▶ _EXERCISE DETAILS_: Lines containing the word "checks" should be extracted in full.

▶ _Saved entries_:
* * * *

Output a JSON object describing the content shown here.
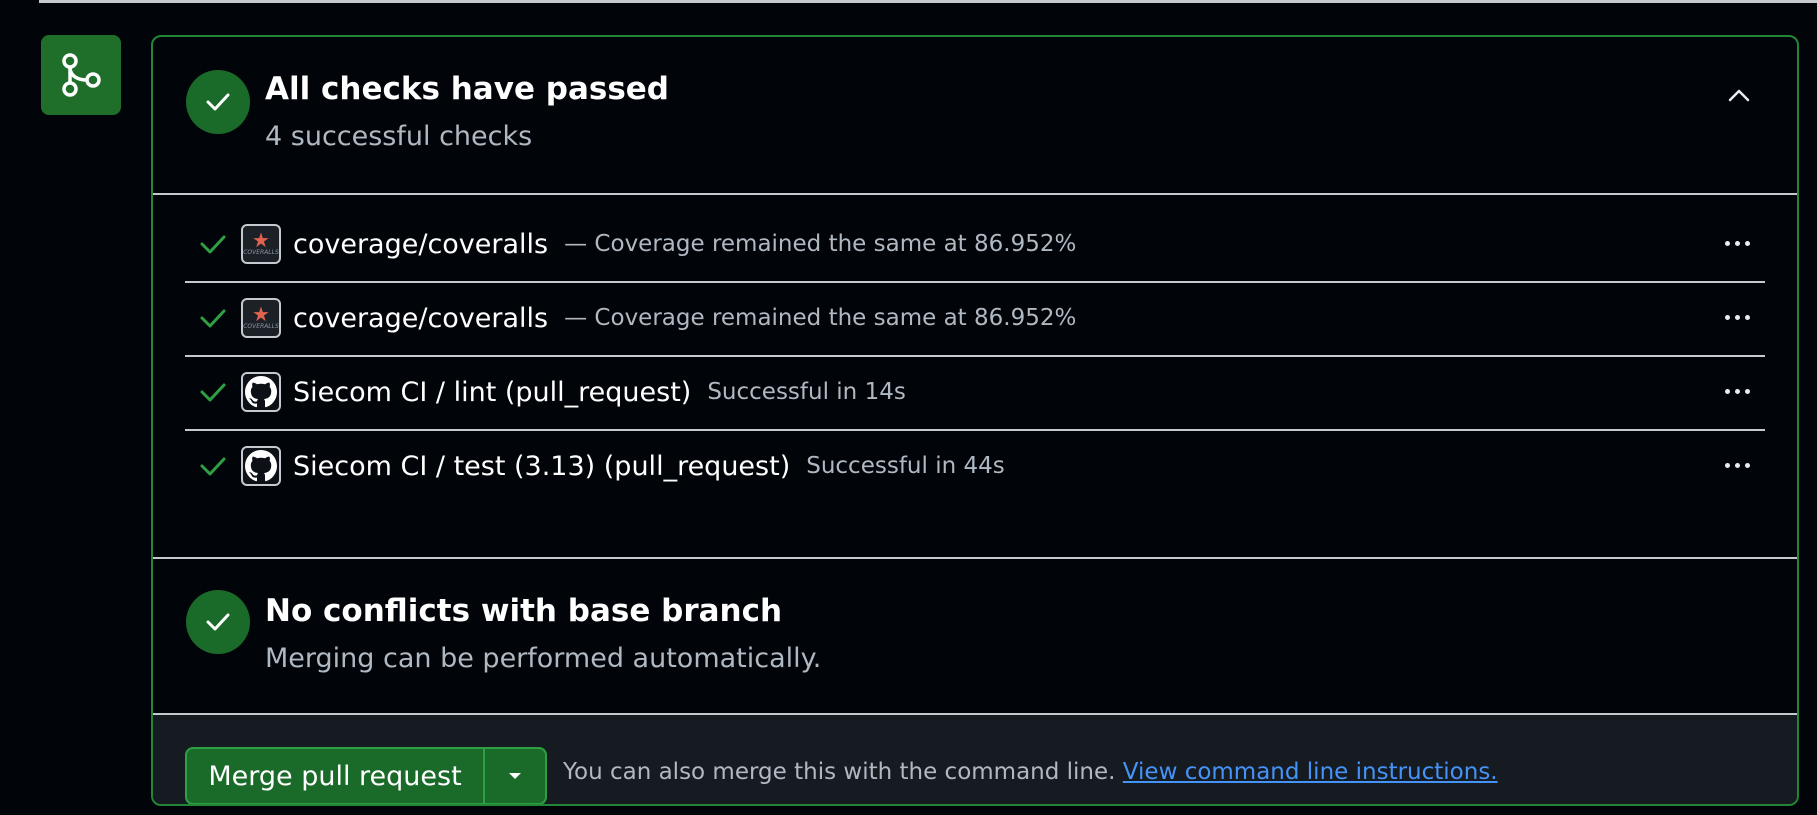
{
  "summary": {
    "title": "All checks have passed",
    "subtitle": "4 successful checks"
  },
  "checks": [
    {
      "icon": "coveralls-icon",
      "name": "coverage/coveralls",
      "description": "— Coverage remained the same at 86.952%",
      "status": "success"
    },
    {
      "icon": "coveralls-icon",
      "name": "coverage/coveralls",
      "description": "— Coverage remained the same at 86.952%",
      "status": "success"
    },
    {
      "icon": "github-icon",
      "name": "Siecom CI / lint (pull_request)",
      "description": "Successful in 14s",
      "status": "success"
    },
    {
      "icon": "github-icon",
      "name": "Siecom CI / test (3.13) (pull_request)",
      "description": "Successful in 44s",
      "status": "success"
    }
  ],
  "coveralls_logo_text": "COVERALLS",
  "conflicts": {
    "title": "No conflicts with base branch",
    "subtitle": "Merging can be performed automatically."
  },
  "actions": {
    "merge_label": "Merge pull request",
    "cli_text": "You can also merge this with the command line.",
    "cli_link": "View command line instructions."
  },
  "colors": {
    "success": "#2ea043",
    "success_bg": "#1a6b2a",
    "link": "#4493f8",
    "background": "#010409"
  }
}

* * * *

▶ _RESPONSE TO THE EXERCISE_:
    "title": "All checks have passed",
    "subtitle": "4 successful checks"
  "checks": [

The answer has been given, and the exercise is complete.